INFORMATION SUPPLIED |
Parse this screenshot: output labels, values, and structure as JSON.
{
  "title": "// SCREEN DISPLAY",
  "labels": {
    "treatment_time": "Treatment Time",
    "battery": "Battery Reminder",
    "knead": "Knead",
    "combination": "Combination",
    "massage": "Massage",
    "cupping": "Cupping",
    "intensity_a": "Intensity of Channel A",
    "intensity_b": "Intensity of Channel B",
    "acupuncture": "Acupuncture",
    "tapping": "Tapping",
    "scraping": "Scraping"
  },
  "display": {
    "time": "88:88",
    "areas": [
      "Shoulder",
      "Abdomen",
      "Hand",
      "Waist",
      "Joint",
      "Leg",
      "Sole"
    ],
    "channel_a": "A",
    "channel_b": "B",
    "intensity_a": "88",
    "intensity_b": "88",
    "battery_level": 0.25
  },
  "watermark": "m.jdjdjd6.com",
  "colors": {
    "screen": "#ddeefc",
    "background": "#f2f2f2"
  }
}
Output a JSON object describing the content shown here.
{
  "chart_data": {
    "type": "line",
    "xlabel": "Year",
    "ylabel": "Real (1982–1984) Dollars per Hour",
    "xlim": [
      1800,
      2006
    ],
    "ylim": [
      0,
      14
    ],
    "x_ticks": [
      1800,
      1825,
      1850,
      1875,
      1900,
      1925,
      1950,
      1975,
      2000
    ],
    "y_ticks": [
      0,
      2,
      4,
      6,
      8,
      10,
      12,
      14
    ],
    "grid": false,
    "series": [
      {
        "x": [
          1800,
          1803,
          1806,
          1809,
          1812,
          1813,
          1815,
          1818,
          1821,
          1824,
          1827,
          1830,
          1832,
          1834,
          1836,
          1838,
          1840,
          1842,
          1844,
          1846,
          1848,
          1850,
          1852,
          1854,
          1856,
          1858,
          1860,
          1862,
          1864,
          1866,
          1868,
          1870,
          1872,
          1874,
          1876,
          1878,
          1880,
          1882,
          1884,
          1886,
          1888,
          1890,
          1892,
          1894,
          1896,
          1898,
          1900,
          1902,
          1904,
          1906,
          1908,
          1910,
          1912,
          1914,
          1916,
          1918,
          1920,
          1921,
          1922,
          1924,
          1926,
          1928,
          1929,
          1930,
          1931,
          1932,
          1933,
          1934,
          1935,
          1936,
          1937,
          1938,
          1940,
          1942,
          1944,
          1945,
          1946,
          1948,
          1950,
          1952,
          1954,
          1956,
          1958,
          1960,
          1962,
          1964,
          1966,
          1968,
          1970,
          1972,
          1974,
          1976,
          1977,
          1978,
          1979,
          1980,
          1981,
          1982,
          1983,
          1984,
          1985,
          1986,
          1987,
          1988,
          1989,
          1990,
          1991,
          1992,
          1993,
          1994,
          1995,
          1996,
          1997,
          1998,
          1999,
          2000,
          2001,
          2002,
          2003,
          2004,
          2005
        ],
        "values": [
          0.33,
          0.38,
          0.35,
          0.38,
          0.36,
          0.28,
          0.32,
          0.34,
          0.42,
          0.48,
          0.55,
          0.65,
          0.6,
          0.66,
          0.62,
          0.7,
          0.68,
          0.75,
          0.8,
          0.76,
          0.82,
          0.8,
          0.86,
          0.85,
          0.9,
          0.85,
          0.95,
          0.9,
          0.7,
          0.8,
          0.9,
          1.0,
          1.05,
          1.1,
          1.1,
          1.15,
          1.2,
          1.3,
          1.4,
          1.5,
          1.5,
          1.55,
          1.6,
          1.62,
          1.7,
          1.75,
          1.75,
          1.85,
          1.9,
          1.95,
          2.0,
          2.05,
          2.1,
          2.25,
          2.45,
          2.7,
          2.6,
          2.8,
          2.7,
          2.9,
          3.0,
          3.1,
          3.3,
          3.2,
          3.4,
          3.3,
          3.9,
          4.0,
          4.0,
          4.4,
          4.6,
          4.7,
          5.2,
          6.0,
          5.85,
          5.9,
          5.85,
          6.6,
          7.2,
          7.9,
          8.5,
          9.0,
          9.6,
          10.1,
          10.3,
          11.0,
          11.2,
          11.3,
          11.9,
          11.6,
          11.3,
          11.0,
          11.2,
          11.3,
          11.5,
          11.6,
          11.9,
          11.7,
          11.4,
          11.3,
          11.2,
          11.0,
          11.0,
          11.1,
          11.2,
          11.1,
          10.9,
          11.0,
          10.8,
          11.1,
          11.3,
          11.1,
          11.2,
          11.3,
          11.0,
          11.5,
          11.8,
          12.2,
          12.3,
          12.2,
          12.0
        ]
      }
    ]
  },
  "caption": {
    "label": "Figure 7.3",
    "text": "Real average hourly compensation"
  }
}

EXERCISE BRIEF | Show all lines from the listing above in which "labels" appears.

THE RESULT |
Parse this screenshot: output labels, values, and structure as JSON.
  "labels": {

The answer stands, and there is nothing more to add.